▶ TASK DETAILS: Each entry that follows is to be retyped exactly. Pictures do not belong in the copy.

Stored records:

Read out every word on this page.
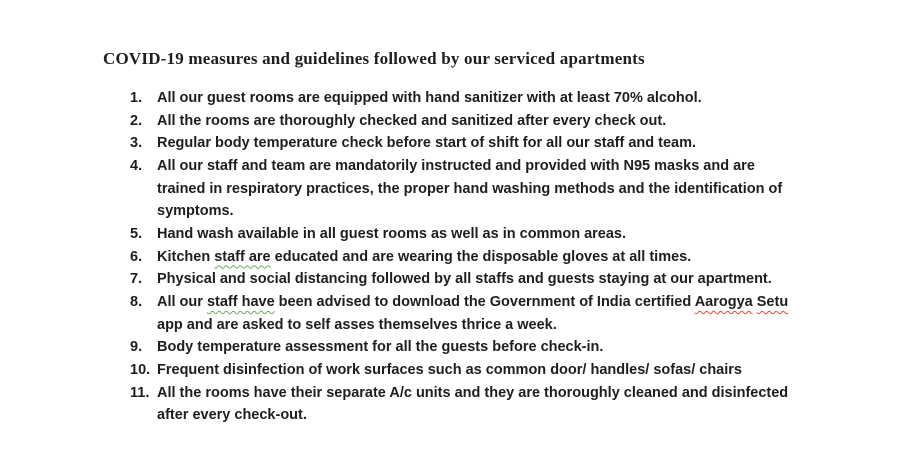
COVID-19 measures and guidelines followed by our serviced apartments
1.	All our guest rooms are equipped with hand sanitizer with at least 70% alcohol.
2.	All the rooms are thoroughly checked and sanitized after every check out.
3.	Regular body temperature check before start of shift for all our staff and team.
4.	All our staff and team are mandatorily instructed and provided with N95 masks and are trained in respiratory practices, the proper hand washing methods and the identification of symptoms.
5.	Hand wash available in all guest rooms as well as in common areas.
6.	Kitchen staff are educated and are wearing the disposable gloves at all times.
7.	Physical and social distancing followed by all staffs and guests staying at our apartment.
8.	All our staff have been advised to download the Government of India certified Aarogya Setu app and are asked to self asses themselves thrice a week.
9.	Body temperature assessment for all the guests before check-in.
10. Frequent disinfection of work surfaces such as common door/ handles/ sofas/ chairs
11. All the rooms have their separate A/c units and they are thoroughly cleaned and disinfected after every check-out.
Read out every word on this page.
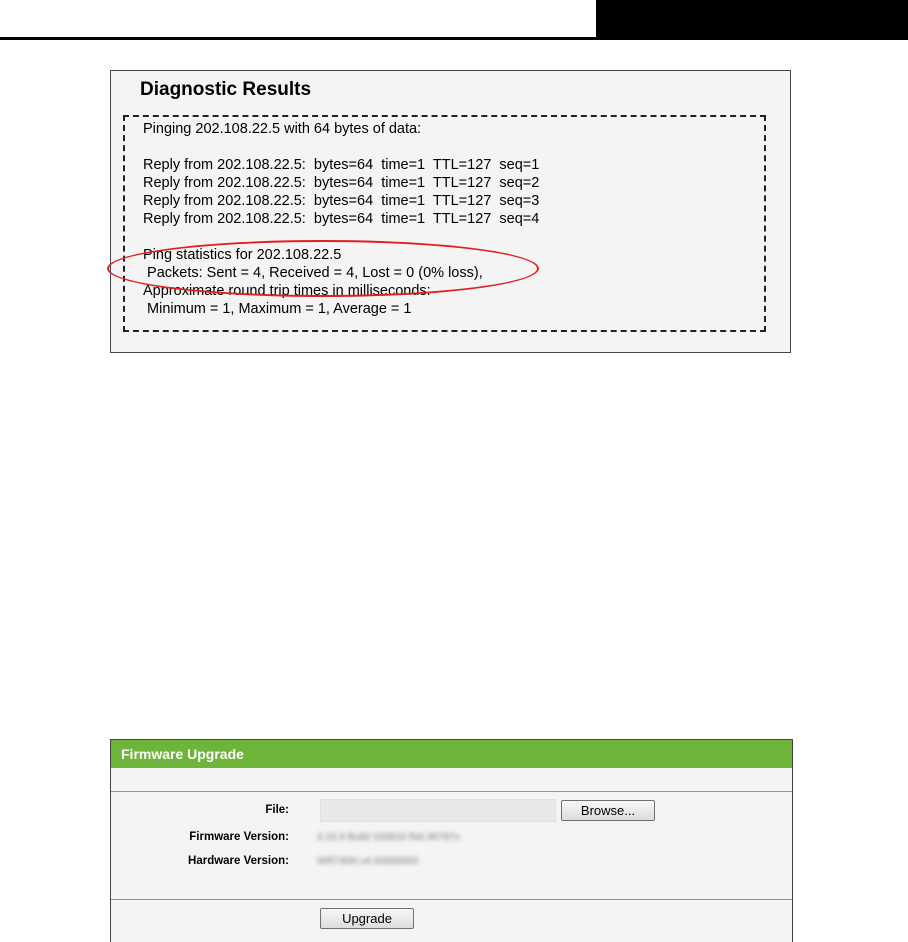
Diagnostic Results
Pinging 202.108.22.5 with 64 bytes of data:
Reply from 202.108.22.5:  bytes=64  time=1  TTL=127  seq=1
Reply from 202.108.22.5:  bytes=64  time=1  TTL=127  seq=2
Reply from 202.108.22.5:  bytes=64  time=1  TTL=127  seq=3
Reply from 202.108.22.5:  bytes=64  time=1  TTL=127  seq=4
Ping statistics for 202.108.22.5
Packets: Sent = 4, Received = 4, Lost = 0 (0% loss),
Approximate round trip times in milliseconds:
Minimum = 1, Maximum = 1, Average = 1
Firmware Upgrade
File:	Browse...
Firmware Version:	3.16.9 Build 150616 Rel.36797n
Hardware Version:	WR740N v4 00000000
Upgrade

▶ RESPONSE BELOW:
Read out every word on this page.
COVID-19 measures and guidelines followed by our serviced apartments
1.	All our guest rooms are equipped with hand sanitizer with at least 70% alcohol.
2.	All the rooms are thoroughly checked and sanitized after every check out.
3.	Regular body temperature check before start of shift for all our staff and team.
4.	All our staff and team are mandatorily instructed and provided with N95 masks and are trained in respiratory practices, the proper hand washing methods and the identification of symptoms.
5.	Hand wash available in all guest rooms as well as in common areas.
6.	Kitchen staff are educated and are wearing the disposable gloves at all times.
7.	Physical and social distancing followed by all staffs and guests staying at our apartment.
8.	All our staff have been advised to download the Government of India certified Aarogya Setu app and are asked to self asses themselves thrice a week.
9.	Body temperature assessment for all the guests before check-in.
10. Frequent disinfection of work surfaces such as common door/ handles/ sofas/ chairs
11. All the rooms have their separate A/c units and they are thoroughly cleaned and disinfected after every check-out.
Read out every word on this page.
Diagnostic Results
Pinging 202.108.22.5 with 64 bytes of data:
Reply from 202.108.22.5:  bytes=64  time=1  TTL=127  seq=1
Reply from 202.108.22.5:  bytes=64  time=1  TTL=127  seq=2
Reply from 202.108.22.5:  bytes=64  time=1  TTL=127  seq=3
Reply from 202.108.22.5:  bytes=64  time=1  TTL=127  seq=4
Ping statistics for 202.108.22.5
Packets: Sent = 4, Received = 4, Lost = 0 (0% loss),
Approximate round trip times in milliseconds:
Minimum = 1, Maximum = 1, Average = 1
Firmware Upgrade
File:	Browse...
Firmware Version:	3.16.9 Build 150616 Rel.36797n
Hardware Version:	WR740N v4 00000000
Upgrade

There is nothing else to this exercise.